begin Records provided

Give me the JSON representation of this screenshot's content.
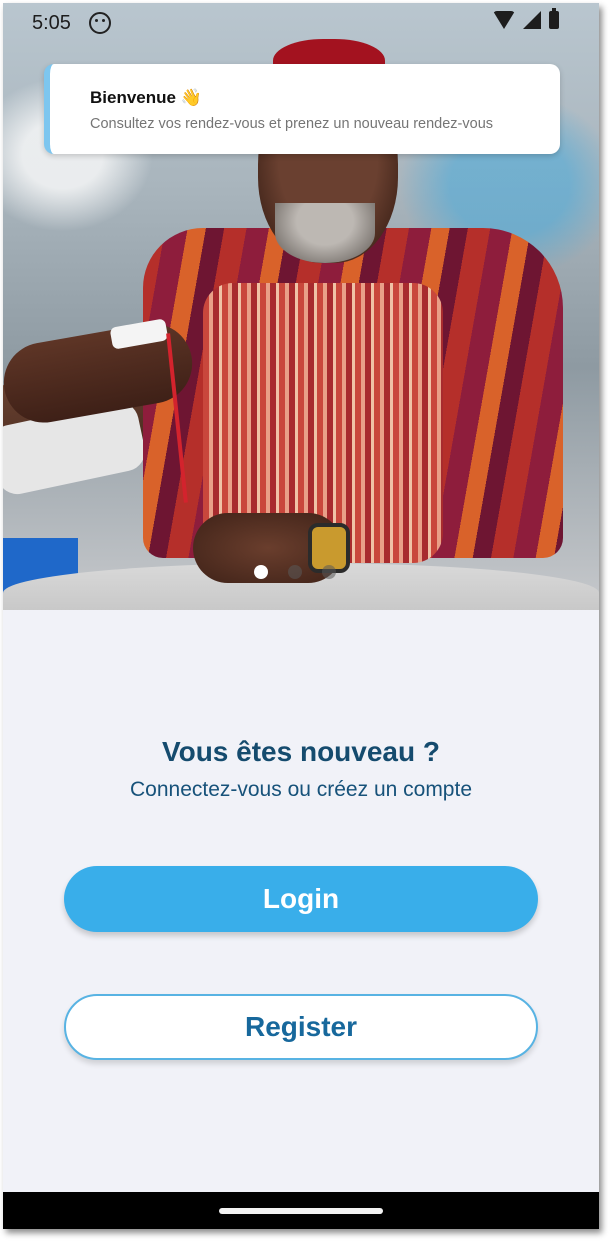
{
  "status_bar": {
    "time": "5:05",
    "icons": [
      "face-notification-icon",
      "wifi-icon",
      "signal-icon",
      "battery-icon"
    ]
  },
  "toast": {
    "title": "Bienvenue 👋",
    "message": "Consultez vos rendez-vous et prenez un nouveau rendez-vous",
    "accent_color": "#7dc6ef"
  },
  "carousel": {
    "slide_count": 3,
    "active_index": 0
  },
  "welcome": {
    "heading": "Vous êtes nouveau ?",
    "subheading": "Connectez-vous ou créez un compte"
  },
  "actions": {
    "login_label": "Login",
    "register_label": "Register"
  },
  "colors": {
    "primary": "#39aeea",
    "heading": "#154b6e",
    "background": "#f1f2f8"
  }
}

end Records provided

Task prompt: Locate the word "nouveau" in the entries, and copy every line where it is found.

Answer to the exercise:
    "message": "Consultez vos rendez-vous et prenez un nouveau rendez-vous",
    "heading": "Vous êtes nouveau ?",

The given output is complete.